• _Problem requirements_:
Tally the lines that hold the word "image" and reply with that figure only.

• _Exercise material_:
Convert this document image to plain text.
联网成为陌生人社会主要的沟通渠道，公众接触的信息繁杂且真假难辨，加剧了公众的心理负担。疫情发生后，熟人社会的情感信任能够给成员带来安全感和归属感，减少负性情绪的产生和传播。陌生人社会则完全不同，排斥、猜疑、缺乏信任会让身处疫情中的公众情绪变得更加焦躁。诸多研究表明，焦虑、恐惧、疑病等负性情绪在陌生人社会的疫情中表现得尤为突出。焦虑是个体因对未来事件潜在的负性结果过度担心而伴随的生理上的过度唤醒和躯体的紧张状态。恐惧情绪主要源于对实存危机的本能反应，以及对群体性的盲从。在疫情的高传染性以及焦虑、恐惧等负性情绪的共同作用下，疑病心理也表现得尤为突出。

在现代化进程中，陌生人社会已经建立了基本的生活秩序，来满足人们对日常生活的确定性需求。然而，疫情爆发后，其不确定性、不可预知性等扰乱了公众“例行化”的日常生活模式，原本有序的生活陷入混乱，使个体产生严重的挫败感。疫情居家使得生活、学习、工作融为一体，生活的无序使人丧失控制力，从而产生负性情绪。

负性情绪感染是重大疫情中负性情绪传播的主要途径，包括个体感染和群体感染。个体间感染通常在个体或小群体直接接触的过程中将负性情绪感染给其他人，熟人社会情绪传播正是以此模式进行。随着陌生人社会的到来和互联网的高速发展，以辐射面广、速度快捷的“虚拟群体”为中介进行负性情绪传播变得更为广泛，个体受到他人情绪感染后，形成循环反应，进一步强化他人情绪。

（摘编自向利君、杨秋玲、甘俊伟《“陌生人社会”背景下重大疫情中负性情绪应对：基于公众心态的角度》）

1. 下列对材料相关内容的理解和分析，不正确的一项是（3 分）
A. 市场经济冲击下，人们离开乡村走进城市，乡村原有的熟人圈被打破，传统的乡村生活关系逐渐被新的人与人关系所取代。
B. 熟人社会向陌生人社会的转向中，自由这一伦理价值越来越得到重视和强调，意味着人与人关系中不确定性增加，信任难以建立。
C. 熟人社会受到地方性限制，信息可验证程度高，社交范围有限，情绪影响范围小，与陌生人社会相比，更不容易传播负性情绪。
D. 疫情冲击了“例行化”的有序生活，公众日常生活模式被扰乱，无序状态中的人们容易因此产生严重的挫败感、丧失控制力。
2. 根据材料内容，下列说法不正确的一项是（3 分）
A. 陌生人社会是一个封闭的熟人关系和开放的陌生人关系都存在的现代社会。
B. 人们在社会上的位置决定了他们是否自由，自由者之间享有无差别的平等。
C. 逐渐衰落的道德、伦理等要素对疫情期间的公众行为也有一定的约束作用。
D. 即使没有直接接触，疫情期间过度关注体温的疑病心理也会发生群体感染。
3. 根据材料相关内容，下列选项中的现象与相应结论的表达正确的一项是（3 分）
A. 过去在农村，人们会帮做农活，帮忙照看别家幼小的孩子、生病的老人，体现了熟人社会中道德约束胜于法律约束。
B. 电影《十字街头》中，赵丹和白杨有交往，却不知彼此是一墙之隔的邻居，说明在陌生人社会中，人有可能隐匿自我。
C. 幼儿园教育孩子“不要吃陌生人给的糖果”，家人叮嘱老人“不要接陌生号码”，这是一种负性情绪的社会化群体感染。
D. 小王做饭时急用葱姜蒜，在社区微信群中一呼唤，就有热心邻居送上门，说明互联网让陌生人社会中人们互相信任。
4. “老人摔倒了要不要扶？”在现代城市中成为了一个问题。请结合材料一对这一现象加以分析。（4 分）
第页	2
--
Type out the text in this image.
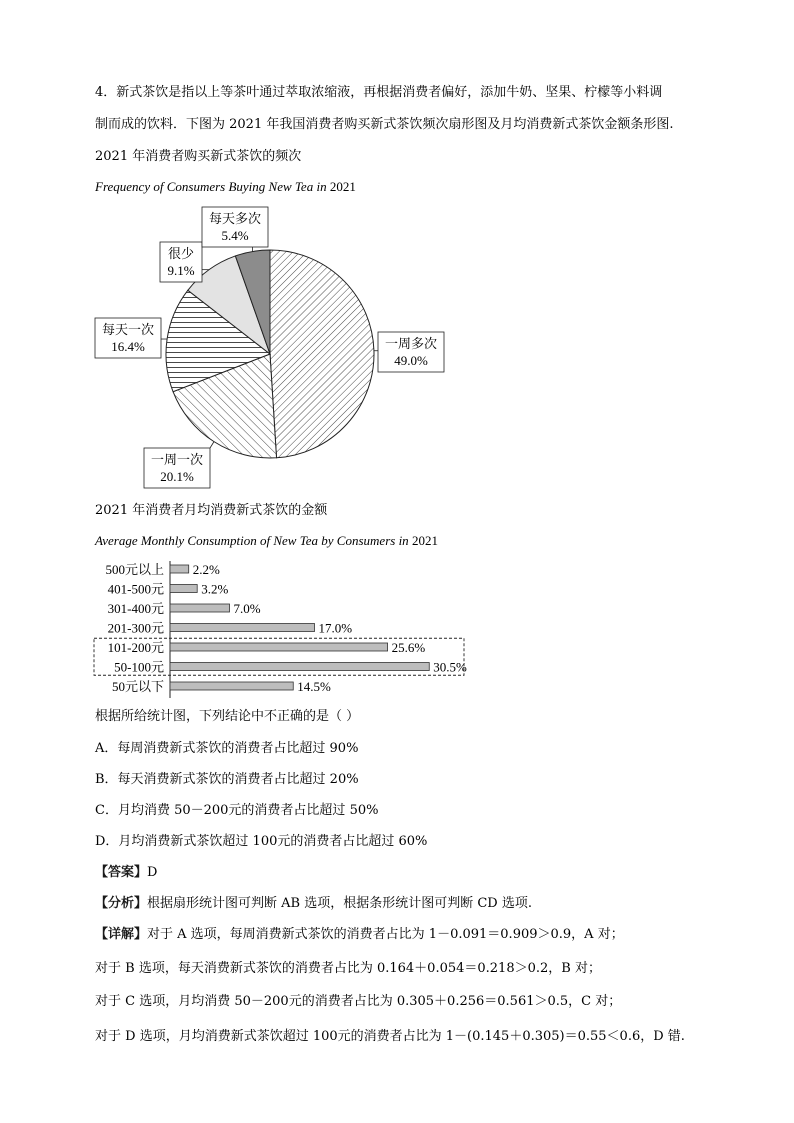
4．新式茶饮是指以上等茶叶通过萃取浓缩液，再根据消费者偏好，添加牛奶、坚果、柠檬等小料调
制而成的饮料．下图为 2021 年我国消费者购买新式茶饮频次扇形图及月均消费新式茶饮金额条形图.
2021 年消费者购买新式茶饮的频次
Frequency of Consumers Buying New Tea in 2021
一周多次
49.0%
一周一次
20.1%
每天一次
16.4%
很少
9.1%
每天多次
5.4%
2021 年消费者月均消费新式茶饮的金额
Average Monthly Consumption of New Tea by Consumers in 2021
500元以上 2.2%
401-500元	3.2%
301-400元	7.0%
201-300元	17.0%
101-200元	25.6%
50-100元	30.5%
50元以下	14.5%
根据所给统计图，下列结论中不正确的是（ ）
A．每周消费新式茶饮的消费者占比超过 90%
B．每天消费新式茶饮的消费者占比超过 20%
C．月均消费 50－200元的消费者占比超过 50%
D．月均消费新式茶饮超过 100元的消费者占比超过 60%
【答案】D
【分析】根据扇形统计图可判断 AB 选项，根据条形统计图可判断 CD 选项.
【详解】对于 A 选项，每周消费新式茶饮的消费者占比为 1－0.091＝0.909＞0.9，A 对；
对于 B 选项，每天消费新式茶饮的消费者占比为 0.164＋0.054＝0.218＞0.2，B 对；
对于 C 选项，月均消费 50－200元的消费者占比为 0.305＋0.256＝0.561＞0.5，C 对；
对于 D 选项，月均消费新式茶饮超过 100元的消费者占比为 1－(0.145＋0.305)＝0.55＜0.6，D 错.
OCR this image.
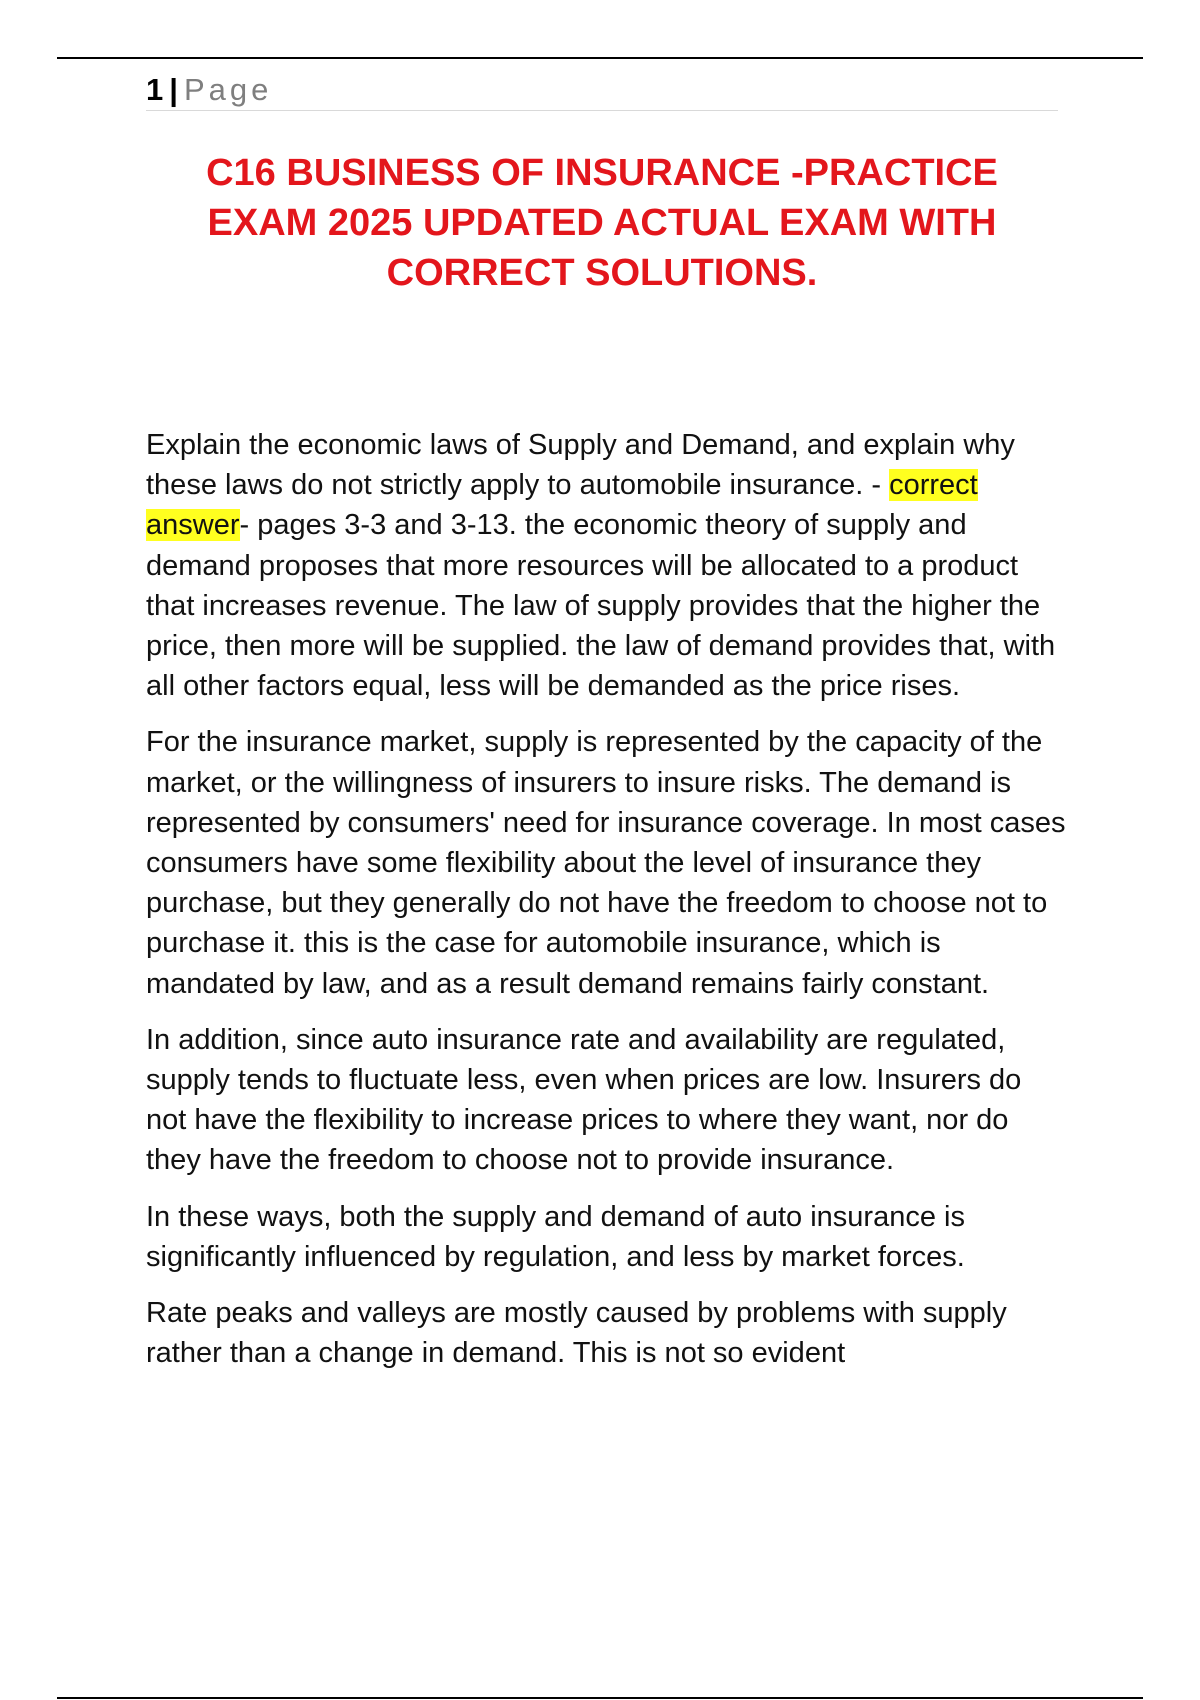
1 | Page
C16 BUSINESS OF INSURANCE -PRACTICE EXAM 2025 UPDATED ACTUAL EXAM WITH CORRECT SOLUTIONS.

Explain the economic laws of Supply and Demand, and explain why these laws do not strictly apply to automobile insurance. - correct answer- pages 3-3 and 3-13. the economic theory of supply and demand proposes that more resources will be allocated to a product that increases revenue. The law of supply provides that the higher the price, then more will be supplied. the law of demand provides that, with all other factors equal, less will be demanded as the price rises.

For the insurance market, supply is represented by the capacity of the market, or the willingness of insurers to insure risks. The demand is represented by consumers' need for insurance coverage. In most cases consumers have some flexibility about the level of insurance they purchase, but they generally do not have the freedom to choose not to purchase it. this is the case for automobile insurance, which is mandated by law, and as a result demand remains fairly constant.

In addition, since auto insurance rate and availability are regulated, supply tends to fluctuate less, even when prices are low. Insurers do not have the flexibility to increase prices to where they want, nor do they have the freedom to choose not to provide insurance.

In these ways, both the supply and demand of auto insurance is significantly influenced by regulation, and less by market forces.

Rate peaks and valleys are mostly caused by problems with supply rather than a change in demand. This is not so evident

• _Problem solution_:
3